* **Data for this task**:
-=-=-

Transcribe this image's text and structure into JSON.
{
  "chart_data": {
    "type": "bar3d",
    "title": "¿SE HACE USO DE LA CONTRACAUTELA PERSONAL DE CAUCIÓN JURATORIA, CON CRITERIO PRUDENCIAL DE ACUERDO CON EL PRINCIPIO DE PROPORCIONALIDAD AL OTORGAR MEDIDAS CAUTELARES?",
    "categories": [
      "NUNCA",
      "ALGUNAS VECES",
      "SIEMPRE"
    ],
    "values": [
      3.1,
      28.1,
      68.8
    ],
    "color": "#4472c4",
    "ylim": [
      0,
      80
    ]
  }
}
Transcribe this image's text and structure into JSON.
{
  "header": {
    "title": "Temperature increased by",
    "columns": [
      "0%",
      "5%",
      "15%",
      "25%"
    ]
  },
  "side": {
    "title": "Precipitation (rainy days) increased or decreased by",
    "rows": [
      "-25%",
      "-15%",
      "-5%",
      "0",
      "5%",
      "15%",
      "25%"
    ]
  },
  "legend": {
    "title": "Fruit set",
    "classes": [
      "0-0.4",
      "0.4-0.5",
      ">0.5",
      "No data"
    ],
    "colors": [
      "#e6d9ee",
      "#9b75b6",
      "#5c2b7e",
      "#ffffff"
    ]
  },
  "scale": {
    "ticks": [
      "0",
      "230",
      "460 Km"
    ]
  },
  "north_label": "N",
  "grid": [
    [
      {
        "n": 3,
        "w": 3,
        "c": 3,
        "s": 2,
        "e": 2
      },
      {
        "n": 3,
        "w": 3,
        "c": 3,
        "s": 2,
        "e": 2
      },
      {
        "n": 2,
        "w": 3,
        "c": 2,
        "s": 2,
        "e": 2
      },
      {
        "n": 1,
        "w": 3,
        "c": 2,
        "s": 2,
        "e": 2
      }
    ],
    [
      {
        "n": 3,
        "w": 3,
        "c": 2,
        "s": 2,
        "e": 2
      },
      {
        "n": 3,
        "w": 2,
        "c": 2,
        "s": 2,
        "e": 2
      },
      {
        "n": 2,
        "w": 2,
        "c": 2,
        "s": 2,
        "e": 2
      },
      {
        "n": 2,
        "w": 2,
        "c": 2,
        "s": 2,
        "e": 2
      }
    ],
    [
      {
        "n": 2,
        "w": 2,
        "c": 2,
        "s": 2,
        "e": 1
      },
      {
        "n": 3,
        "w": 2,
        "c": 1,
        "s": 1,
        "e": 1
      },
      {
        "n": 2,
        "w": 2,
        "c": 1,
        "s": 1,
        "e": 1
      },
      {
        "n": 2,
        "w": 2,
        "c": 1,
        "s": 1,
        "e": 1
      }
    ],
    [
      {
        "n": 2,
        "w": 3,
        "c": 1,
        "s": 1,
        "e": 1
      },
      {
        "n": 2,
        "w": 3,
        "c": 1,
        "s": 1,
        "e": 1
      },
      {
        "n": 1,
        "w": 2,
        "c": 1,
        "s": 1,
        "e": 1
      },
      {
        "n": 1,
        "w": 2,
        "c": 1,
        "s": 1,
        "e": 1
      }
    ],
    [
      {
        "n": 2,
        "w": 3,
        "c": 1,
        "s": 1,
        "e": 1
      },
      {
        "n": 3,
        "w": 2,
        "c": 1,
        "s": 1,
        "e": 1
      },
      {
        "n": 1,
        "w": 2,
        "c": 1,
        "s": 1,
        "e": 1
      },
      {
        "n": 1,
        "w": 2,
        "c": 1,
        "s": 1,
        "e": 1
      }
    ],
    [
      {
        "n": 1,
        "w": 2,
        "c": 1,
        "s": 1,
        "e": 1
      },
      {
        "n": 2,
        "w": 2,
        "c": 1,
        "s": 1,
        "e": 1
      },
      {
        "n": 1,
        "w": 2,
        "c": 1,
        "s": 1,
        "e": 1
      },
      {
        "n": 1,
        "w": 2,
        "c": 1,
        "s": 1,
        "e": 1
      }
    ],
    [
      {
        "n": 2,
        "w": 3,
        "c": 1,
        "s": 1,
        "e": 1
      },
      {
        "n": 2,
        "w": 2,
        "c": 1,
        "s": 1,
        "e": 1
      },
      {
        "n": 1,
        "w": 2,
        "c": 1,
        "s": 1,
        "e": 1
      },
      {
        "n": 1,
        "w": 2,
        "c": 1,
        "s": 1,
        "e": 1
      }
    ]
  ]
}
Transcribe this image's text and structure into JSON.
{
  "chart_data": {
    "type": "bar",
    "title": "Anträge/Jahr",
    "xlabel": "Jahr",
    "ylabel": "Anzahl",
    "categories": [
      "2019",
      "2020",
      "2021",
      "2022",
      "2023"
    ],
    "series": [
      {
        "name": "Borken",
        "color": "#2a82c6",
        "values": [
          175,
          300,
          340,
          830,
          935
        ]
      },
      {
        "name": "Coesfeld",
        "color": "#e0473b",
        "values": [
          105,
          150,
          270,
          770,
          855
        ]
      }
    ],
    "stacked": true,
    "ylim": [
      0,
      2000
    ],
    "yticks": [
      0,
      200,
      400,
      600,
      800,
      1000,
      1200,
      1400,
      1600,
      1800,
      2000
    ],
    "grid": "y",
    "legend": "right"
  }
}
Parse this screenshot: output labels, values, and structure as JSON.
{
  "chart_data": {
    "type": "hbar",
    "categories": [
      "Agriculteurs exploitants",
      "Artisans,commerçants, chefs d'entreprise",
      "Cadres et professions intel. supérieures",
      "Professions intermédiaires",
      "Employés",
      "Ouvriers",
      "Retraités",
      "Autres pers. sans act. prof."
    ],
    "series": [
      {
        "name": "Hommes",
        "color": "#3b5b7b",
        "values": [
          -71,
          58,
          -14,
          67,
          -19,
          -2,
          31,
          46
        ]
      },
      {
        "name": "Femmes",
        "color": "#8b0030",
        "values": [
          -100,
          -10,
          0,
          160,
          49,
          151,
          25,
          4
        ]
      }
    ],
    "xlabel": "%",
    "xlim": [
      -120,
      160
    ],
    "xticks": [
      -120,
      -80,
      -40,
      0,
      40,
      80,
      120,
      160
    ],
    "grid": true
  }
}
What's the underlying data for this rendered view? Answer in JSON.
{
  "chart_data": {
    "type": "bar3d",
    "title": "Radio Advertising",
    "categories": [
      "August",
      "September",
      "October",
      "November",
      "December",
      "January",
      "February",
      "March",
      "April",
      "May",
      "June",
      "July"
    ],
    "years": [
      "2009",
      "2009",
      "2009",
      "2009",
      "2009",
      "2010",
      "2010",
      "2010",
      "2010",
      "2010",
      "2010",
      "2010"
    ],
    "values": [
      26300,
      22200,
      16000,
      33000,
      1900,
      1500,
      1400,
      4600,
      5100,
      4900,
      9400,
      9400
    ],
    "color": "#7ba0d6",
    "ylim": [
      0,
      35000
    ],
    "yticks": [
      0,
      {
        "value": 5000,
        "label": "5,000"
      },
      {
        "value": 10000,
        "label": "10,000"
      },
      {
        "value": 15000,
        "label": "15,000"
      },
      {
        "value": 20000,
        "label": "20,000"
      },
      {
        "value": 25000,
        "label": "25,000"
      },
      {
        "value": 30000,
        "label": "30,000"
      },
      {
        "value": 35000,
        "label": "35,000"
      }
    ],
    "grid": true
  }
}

-=-=-

* **Short exercise**: Return each entry from the material above exactly as it appears.

* **Problem solution**:
Transcribe this image's text and structure into JSON.
{
  "chart_data": {
    "type": "bar3d",
    "title": "¿SE HACE USO DE LA CONTRACAUTELA PERSONAL DE CAUCIÓN JURATORIA, CON CRITERIO PRUDENCIAL DE ACUERDO CON EL PRINCIPIO DE PROPORCIONALIDAD AL OTORGAR MEDIDAS CAUTELARES?",
    "categories": [
      "NUNCA",
      "ALGUNAS VECES",
      "SIEMPRE"
    ],
    "values": [
      3.1,
      28.1,
      68.8
    ],
    "color": "#4472c4",
    "ylim": [
      0,
      80
    ]
  }
}
Transcribe this image's text and structure into JSON.
{
  "header": {
    "title": "Temperature increased by",
    "columns": [
      "0%",
      "5%",
      "15%",
      "25%"
    ]
  },
  "side": {
    "title": "Precipitation (rainy days) increased or decreased by",
    "rows": [
      "-25%",
      "-15%",
      "-5%",
      "0",
      "5%",
      "15%",
      "25%"
    ]
  },
  "legend": {
    "title": "Fruit set",
    "classes": [
      "0-0.4",
      "0.4-0.5",
      ">0.5",
      "No data"
    ],
    "colors": [
      "#e6d9ee",
      "#9b75b6",
      "#5c2b7e",
      "#ffffff"
    ]
  },
  "scale": {
    "ticks": [
      "0",
      "230",
      "460 Km"
    ]
  },
  "north_label": "N",
  "grid": [
    [
      {
        "n": 3,
        "w": 3,
        "c": 3,
        "s": 2,
        "e": 2
      },
      {
        "n": 3,
        "w": 3,
        "c": 3,
        "s": 2,
        "e": 2
      },
      {
        "n": 2,
        "w": 3,
        "c": 2,
        "s": 2,
        "e": 2
      },
      {
        "n": 1,
        "w": 3,
        "c": 2,
        "s": 2,
        "e": 2
      }
    ],
    [
      {
        "n": 3,
        "w": 3,
        "c": 2,
        "s": 2,
        "e": 2
      },
      {
        "n": 3,
        "w": 2,
        "c": 2,
        "s": 2,
        "e": 2
      },
      {
        "n": 2,
        "w": 2,
        "c": 2,
        "s": 2,
        "e": 2
      },
      {
        "n": 2,
        "w": 2,
        "c": 2,
        "s": 2,
        "e": 2
      }
    ],
    [
      {
        "n": 2,
        "w": 2,
        "c": 2,
        "s": 2,
        "e": 1
      },
      {
        "n": 3,
        "w": 2,
        "c": 1,
        "s": 1,
        "e": 1
      },
      {
        "n": 2,
        "w": 2,
        "c": 1,
        "s": 1,
        "e": 1
      },
      {
        "n": 2,
        "w": 2,
        "c": 1,
        "s": 1,
        "e": 1
      }
    ],
    [
      {
        "n": 2,
        "w": 3,
        "c": 1,
        "s": 1,
        "e": 1
      },
      {
        "n": 2,
        "w": 3,
        "c": 1,
        "s": 1,
        "e": 1
      },
      {
        "n": 1,
        "w": 2,
        "c": 1,
        "s": 1,
        "e": 1
      },
      {
        "n": 1,
        "w": 2,
        "c": 1,
        "s": 1,
        "e": 1
      }
    ],
    [
      {
        "n": 2,
        "w": 3,
        "c": 1,
        "s": 1,
        "e": 1
      },
      {
        "n": 3,
        "w": 2,
        "c": 1,
        "s": 1,
        "e": 1
      },
      {
        "n": 1,
        "w": 2,
        "c": 1,
        "s": 1,
        "e": 1
      },
      {
        "n": 1,
        "w": 2,
        "c": 1,
        "s": 1,
        "e": 1
      }
    ],
    [
      {
        "n": 1,
        "w": 2,
        "c": 1,
        "s": 1,
        "e": 1
      },
      {
        "n": 2,
        "w": 2,
        "c": 1,
        "s": 1,
        "e": 1
      },
      {
        "n": 1,
        "w": 2,
        "c": 1,
        "s": 1,
        "e": 1
      },
      {
        "n": 1,
        "w": 2,
        "c": 1,
        "s": 1,
        "e": 1
      }
    ],
    [
      {
        "n": 2,
        "w": 3,
        "c": 1,
        "s": 1,
        "e": 1
      },
      {
        "n": 2,
        "w": 2,
        "c": 1,
        "s": 1,
        "e": 1
      },
      {
        "n": 1,
        "w": 2,
        "c": 1,
        "s": 1,
        "e": 1
      },
      {
        "n": 1,
        "w": 2,
        "c": 1,
        "s": 1,
        "e": 1
      }
    ]
  ]
}
Transcribe this image's text and structure into JSON.
{
  "chart_data": {
    "type": "bar",
    "title": "Anträge/Jahr",
    "xlabel": "Jahr",
    "ylabel": "Anzahl",
    "categories": [
      "2019",
      "2020",
      "2021",
      "2022",
      "2023"
    ],
    "series": [
      {
        "name": "Borken",
        "color": "#2a82c6",
        "values": [
          175,
          300,
          340,
          830,
          935
        ]
      },
      {
        "name": "Coesfeld",
        "color": "#e0473b",
        "values": [
          105,
          150,
          270,
          770,
          855
        ]
      }
    ],
    "stacked": true,
    "ylim": [
      0,
      2000
    ],
    "yticks": [
      0,
      200,
      400,
      600,
      800,
      1000,
      1200,
      1400,
      1600,
      1800,
      2000
    ],
    "grid": "y",
    "legend": "right"
  }
}
Parse this screenshot: output labels, values, and structure as JSON.
{
  "chart_data": {
    "type": "hbar",
    "categories": [
      "Agriculteurs exploitants",
      "Artisans,commerçants, chefs d'entreprise",
      "Cadres et professions intel. supérieures",
      "Professions intermédiaires",
      "Employés",
      "Ouvriers",
      "Retraités",
      "Autres pers. sans act. prof."
    ],
    "series": [
      {
        "name": "Hommes",
        "color": "#3b5b7b",
        "values": [
          -71,
          58,
          -14,
          67,
          -19,
          -2,
          31,
          46
        ]
      },
      {
        "name": "Femmes",
        "color": "#8b0030",
        "values": [
          -100,
          -10,
          0,
          160,
          49,
          151,
          25,
          4
        ]
      }
    ],
    "xlabel": "%",
    "xlim": [
      -120,
      160
    ],
    "xticks": [
      -120,
      -80,
      -40,
      0,
      40,
      80,
      120,
      160
    ],
    "grid": true
  }
}
What's the underlying data for this rendered view? Answer in JSON.
{
  "chart_data": {
    "type": "bar3d",
    "title": "Radio Advertising",
    "categories": [
      "August",
      "September",
      "October",
      "November",
      "December",
      "January",
      "February",
      "March",
      "April",
      "May",
      "June",
      "July"
    ],
    "years": [
      "2009",
      "2009",
      "2009",
      "2009",
      "2009",
      "2010",
      "2010",
      "2010",
      "2010",
      "2010",
      "2010",
      "2010"
    ],
    "values": [
      26300,
      22200,
      16000,
      33000,
      1900,
      1500,
      1400,
      4600,
      5100,
      4900,
      9400,
      9400
    ],
    "color": "#7ba0d6",
    "ylim": [
      0,
      35000
    ],
    "yticks": [
      0,
      {
        "value": 5000,
        "label": "5,000"
      },
      {
        "value": 10000,
        "label": "10,000"
      },
      {
        "value": 15000,
        "label": "15,000"
      },
      {
        "value": 20000,
        "label": "20,000"
      },
      {
        "value": 25000,
        "label": "25,000"
      },
      {
        "value": 30000,
        "label": "30,000"
      },
      {
        "value": 35000,
        "label": "35,000"
      }
    ],
    "grid": true
  }
}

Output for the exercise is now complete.